══ SUPPLIED INFORMATION ══
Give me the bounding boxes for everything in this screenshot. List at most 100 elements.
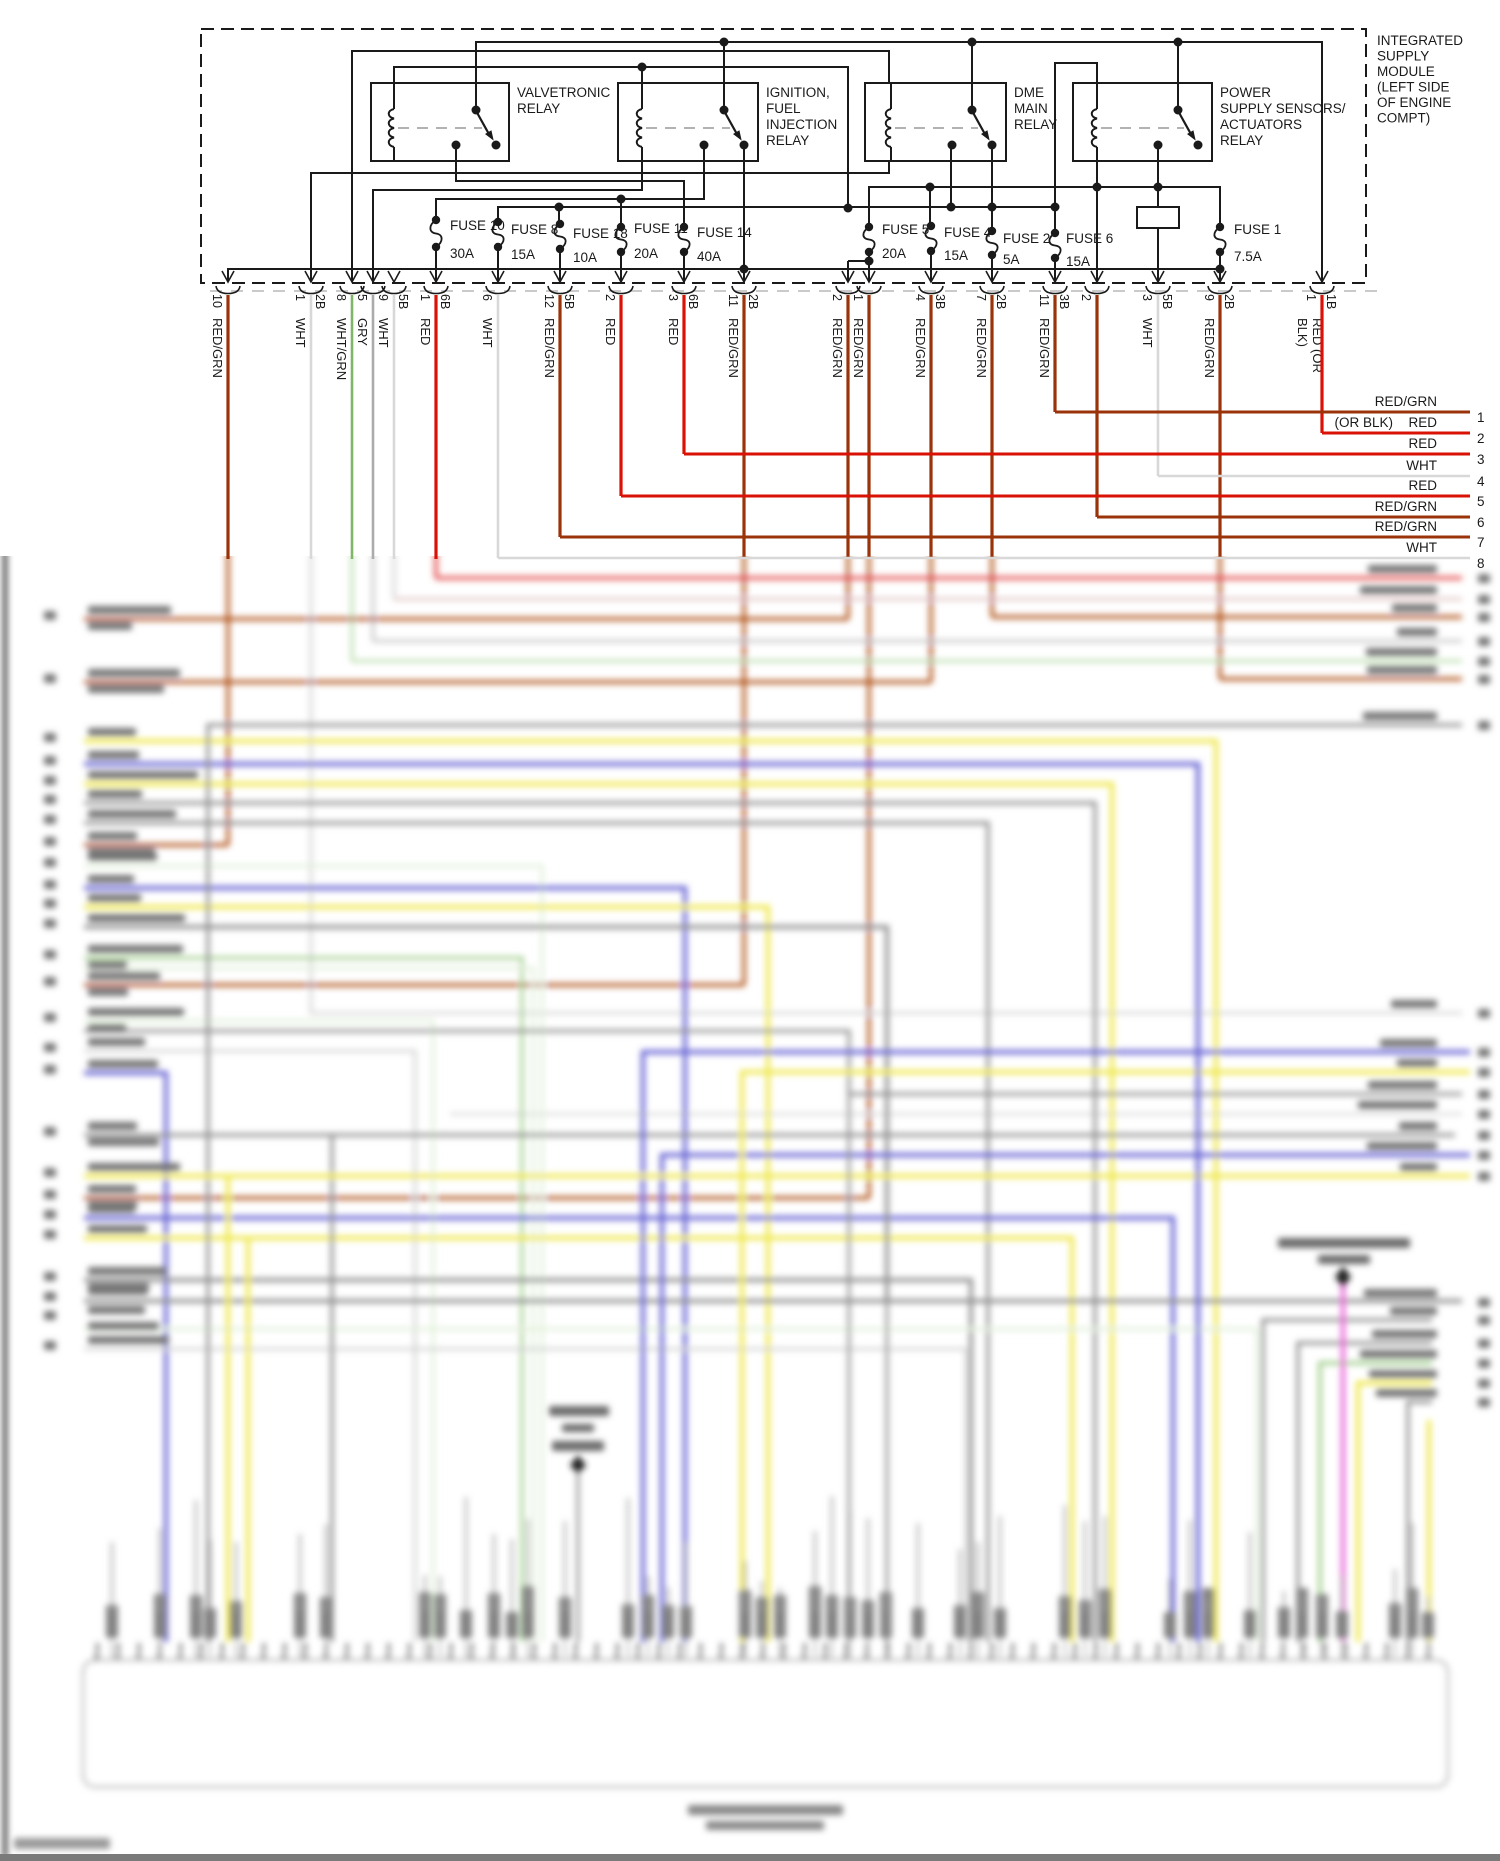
svg-text:1B: 1B [1324,294,1338,309]
svg-text:5B: 5B [396,294,410,309]
svg-text:FUSE 6: FUSE 6 [1066,231,1113,246]
svg-text:RED/GRN: RED/GRN [1375,519,1437,534]
svg-text:5B: 5B [562,294,576,309]
svg-text:WHT: WHT [293,318,308,348]
svg-text:10A: 10A [573,250,597,265]
svg-text:RED: RED [418,318,433,345]
svg-text:9: 9 [1202,294,1216,301]
svg-text:7: 7 [974,294,988,301]
svg-text:VALVETRONIC: VALVETRONIC [517,85,611,100]
svg-text:INTEGRATED: INTEGRATED [1377,33,1463,48]
svg-text:RELAY: RELAY [766,133,809,148]
svg-text:WHT: WHT [376,318,391,348]
svg-text:11: 11 [726,294,740,307]
svg-text:3: 3 [666,294,680,301]
svg-text:10: 10 [210,294,224,308]
svg-text:1: 1 [1304,294,1318,301]
svg-text:SUPPLY SENSORS/: SUPPLY SENSORS/ [1220,101,1346,116]
svg-text:OF ENGINE: OF ENGINE [1377,95,1451,110]
svg-text:MODULE: MODULE [1377,64,1435,79]
svg-text:WHT: WHT [480,318,495,348]
svg-text:RED: RED [666,318,681,345]
svg-text:FUSE 14: FUSE 14 [697,225,752,240]
svg-text:15A: 15A [1066,254,1090,269]
svg-text:4: 4 [1477,474,1485,489]
svg-text:5: 5 [1477,494,1485,509]
svg-text:20A: 20A [882,246,906,261]
svg-text:FUSE 1: FUSE 1 [1234,222,1281,237]
svg-text:7.5A: 7.5A [1234,249,1262,264]
svg-text:COMPT): COMPT) [1377,111,1430,126]
svg-text:RED/GRN: RED/GRN [974,318,989,378]
svg-text:(OR BLK): (OR BLK) [1334,415,1393,430]
svg-text:IGNITION,: IGNITION, [766,85,830,100]
svg-text:5: 5 [355,294,369,301]
svg-text:RELAY: RELAY [1014,117,1057,132]
svg-text:3B: 3B [1057,294,1071,309]
svg-text:RED/GRN: RED/GRN [542,318,557,378]
svg-text:4: 4 [913,294,927,301]
svg-text:5A: 5A [1003,252,1020,267]
svg-text:WHT/GRN: WHT/GRN [334,318,349,380]
svg-text:2: 2 [830,294,844,301]
svg-text:5B: 5B [1160,294,1174,309]
svg-text:FUEL: FUEL [766,101,801,116]
svg-text:RED/GRN: RED/GRN [210,318,225,378]
svg-text:6: 6 [480,294,494,301]
svg-text:3: 3 [1140,294,1154,301]
svg-text:RELAY: RELAY [1220,133,1263,148]
svg-text:2: 2 [1477,431,1485,446]
svg-text:7: 7 [1477,535,1485,550]
svg-text:6: 6 [1477,515,1485,530]
svg-text:20A: 20A [634,246,658,261]
svg-text:RED/GRN: RED/GRN [851,318,866,378]
svg-text:POWER: POWER [1220,85,1271,100]
svg-text:FUSE 4: FUSE 4 [944,225,992,240]
svg-text:9: 9 [376,294,390,301]
svg-text:8: 8 [1477,556,1485,571]
svg-text:1: 1 [851,294,865,301]
svg-text:RED: RED [1408,415,1437,430]
svg-text:11: 11 [1037,294,1051,307]
svg-text:SUPPLY: SUPPLY [1377,49,1429,64]
svg-text:FUSE 2: FUSE 2 [1003,231,1050,246]
svg-text:RED/GRN: RED/GRN [726,318,741,378]
svg-text:FUSE 11: FUSE 11 [634,221,688,236]
svg-text:2B: 2B [313,294,327,309]
svg-text:RED/GRN: RED/GRN [913,318,928,378]
svg-text:3B: 3B [933,294,947,309]
svg-text:RED/GRN: RED/GRN [1037,318,1052,378]
svg-text:12: 12 [542,294,556,308]
svg-text:FUSE 5: FUSE 5 [882,222,929,237]
svg-text:2B: 2B [746,294,760,309]
svg-text:RED: RED [1408,478,1437,493]
svg-text:1: 1 [1477,410,1485,425]
svg-text:FUSE 10: FUSE 10 [450,218,505,233]
svg-text:ACTUATORS: ACTUATORS [1220,117,1302,132]
svg-text:FUSE 18: FUSE 18 [573,226,628,241]
svg-text:RED/GRN: RED/GRN [1375,499,1437,514]
svg-text:WHT: WHT [1140,318,1155,348]
svg-text:15A: 15A [944,248,968,263]
svg-text:DME: DME [1014,85,1044,100]
svg-text:(LEFT SIDE: (LEFT SIDE [1377,80,1450,95]
svg-text:2: 2 [603,294,617,301]
svg-text:30A: 30A [450,246,474,261]
svg-text:2: 2 [1079,294,1093,301]
svg-text:INJECTION: INJECTION [766,117,837,132]
svg-text:6B: 6B [686,294,700,309]
svg-text:MAIN: MAIN [1014,101,1048,116]
svg-text:40A: 40A [697,249,721,264]
svg-text:FUSE 8: FUSE 8 [511,222,558,237]
svg-text:3: 3 [1477,452,1485,467]
svg-text:2B: 2B [994,294,1008,309]
svg-text:RED/GRN: RED/GRN [1375,394,1437,409]
svg-text:WHT: WHT [1406,540,1437,555]
svg-text:2B: 2B [1222,294,1236,309]
svg-text:15A: 15A [511,247,535,262]
svg-text:GRY: GRY [355,318,370,346]
svg-text:1: 1 [293,294,307,301]
svg-text:RED/GRN: RED/GRN [1202,318,1217,378]
svg-text:6B: 6B [438,294,452,309]
svg-text:RED: RED [1408,436,1437,451]
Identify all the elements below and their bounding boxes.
═══
> [WHAT YOU HAVE TO DO]: Copy every row above word for word, leaving out the pictures.

> [RESULT OF THIS TASK]:
Give me the bounding boxes for everything in this screenshot. List at most 100 elements.
svg-text:1B: 1B [1324,294,1338,309]
svg-text:5B: 5B [396,294,410,309]
svg-text:FUSE 6: FUSE 6 [1066,231,1113,246]
svg-text:RED/GRN: RED/GRN [1375,519,1437,534]
svg-text:5B: 5B [562,294,576,309]
svg-text:WHT: WHT [293,318,308,348]
svg-text:10A: 10A [573,250,597,265]
svg-text:RED: RED [418,318,433,345]
svg-text:9: 9 [1202,294,1216,301]
svg-text:7: 7 [974,294,988,301]
svg-text:VALVETRONIC: VALVETRONIC [517,85,611,100]
svg-text:INTEGRATED: INTEGRATED [1377,33,1463,48]
svg-text:RELAY: RELAY [766,133,809,148]
svg-text:WHT: WHT [376,318,391,348]
svg-text:11: 11 [726,294,740,307]
svg-text:3: 3 [666,294,680,301]
svg-text:10: 10 [210,294,224,308]
svg-text:1: 1 [1304,294,1318,301]
svg-text:SUPPLY SENSORS/: SUPPLY SENSORS/ [1220,101,1346,116]
svg-text:OF ENGINE: OF ENGINE [1377,95,1451,110]
svg-text:MODULE: MODULE [1377,64,1435,79]
svg-text:WHT: WHT [480,318,495,348]
svg-text:RED: RED [666,318,681,345]
svg-text:FUSE 14: FUSE 14 [697,225,752,240]
svg-text:15A: 15A [1066,254,1090,269]
svg-text:4: 4 [1477,474,1485,489]
svg-text:5: 5 [1477,494,1485,509]
svg-text:20A: 20A [882,246,906,261]
svg-text:FUSE 1: FUSE 1 [1234,222,1281,237]
svg-text:7.5A: 7.5A [1234,249,1262,264]
svg-text:COMPT): COMPT) [1377,111,1430,126]
svg-text:RED/GRN: RED/GRN [974,318,989,378]
svg-text:(OR BLK): (OR BLK) [1334,415,1393,430]
svg-text:IGNITION,: IGNITION, [766,85,830,100]
svg-text:5: 5 [355,294,369,301]
svg-text:RELAY: RELAY [1014,117,1057,132]
svg-text:3B: 3B [1057,294,1071,309]
svg-text:RED/GRN: RED/GRN [542,318,557,378]
svg-text:4: 4 [913,294,927,301]
svg-text:5A: 5A [1003,252,1020,267]
svg-text:WHT/GRN: WHT/GRN [334,318,349,380]
svg-text:2: 2 [830,294,844,301]
svg-text:5B: 5B [1160,294,1174,309]
svg-text:FUEL: FUEL [766,101,801,116]
svg-text:RED/GRN: RED/GRN [210,318,225,378]
svg-text:6: 6 [480,294,494,301]
svg-text:3: 3 [1140,294,1154,301]
svg-text:RELAY: RELAY [1220,133,1263,148]
svg-text:2: 2 [1477,431,1485,446]
svg-text:7: 7 [1477,535,1485,550]
svg-text:6: 6 [1477,515,1485,530]
svg-text:20A: 20A [634,246,658,261]
svg-text:RED/GRN: RED/GRN [851,318,866,378]
svg-text:POWER: POWER [1220,85,1271,100]
svg-text:FUSE 4: FUSE 4 [944,225,992,240]
svg-text:9: 9 [376,294,390,301]
svg-text:8: 8 [1477,556,1485,571]
svg-text:1: 1 [851,294,865,301]
svg-text:RED: RED [1408,415,1437,430]
svg-text:11: 11 [1037,294,1051,307]
svg-text:SUPPLY: SUPPLY [1377,49,1429,64]
svg-text:FUSE 2: FUSE 2 [1003,231,1050,246]
svg-text:RED/GRN: RED/GRN [726,318,741,378]
svg-text:FUSE 11: FUSE 11 [634,221,688,236]
svg-text:2B: 2B [313,294,327,309]
svg-text:RED/GRN: RED/GRN [913,318,928,378]
svg-text:3B: 3B [933,294,947,309]
svg-text:RED/GRN: RED/GRN [1037,318,1052,378]
svg-text:12: 12 [542,294,556,308]
svg-text:FUSE 5: FUSE 5 [882,222,929,237]
svg-text:2B: 2B [746,294,760,309]
svg-text:RED: RED [1408,478,1437,493]
svg-text:1: 1 [1477,410,1485,425]
svg-text:FUSE 10: FUSE 10 [450,218,505,233]
svg-text:ACTUATORS: ACTUATORS [1220,117,1302,132]
svg-text:FUSE 18: FUSE 18 [573,226,628,241]
svg-text:RED/GRN: RED/GRN [1375,499,1437,514]
svg-text:WHT: WHT [1140,318,1155,348]
svg-text:15A: 15A [944,248,968,263]
svg-text:DME: DME [1014,85,1044,100]
svg-text:(LEFT SIDE: (LEFT SIDE [1377,80,1450,95]
svg-text:2: 2 [603,294,617,301]
svg-text:30A: 30A [450,246,474,261]
svg-text:2: 2 [1079,294,1093,301]
svg-text:INJECTION: INJECTION [766,117,837,132]
svg-text:6B: 6B [686,294,700,309]
svg-text:MAIN: MAIN [1014,101,1048,116]
svg-text:40A: 40A [697,249,721,264]
svg-text:FUSE 8: FUSE 8 [511,222,558,237]
svg-text:3: 3 [1477,452,1485,467]
svg-text:2B: 2B [994,294,1008,309]
svg-text:RED/GRN: RED/GRN [1375,394,1437,409]
svg-text:WHT: WHT [1406,540,1437,555]
svg-text:2B: 2B [1222,294,1236,309]
svg-text:15A: 15A [511,247,535,262]
svg-text:GRY: GRY [355,318,370,346]
svg-text:1: 1 [293,294,307,301]
svg-text:RED/GRN: RED/GRN [1202,318,1217,378]
svg-text:6B: 6B [438,294,452,309]
svg-text:RED: RED [1408,436,1437,451]
Identify all the elements below and their bounding boxes.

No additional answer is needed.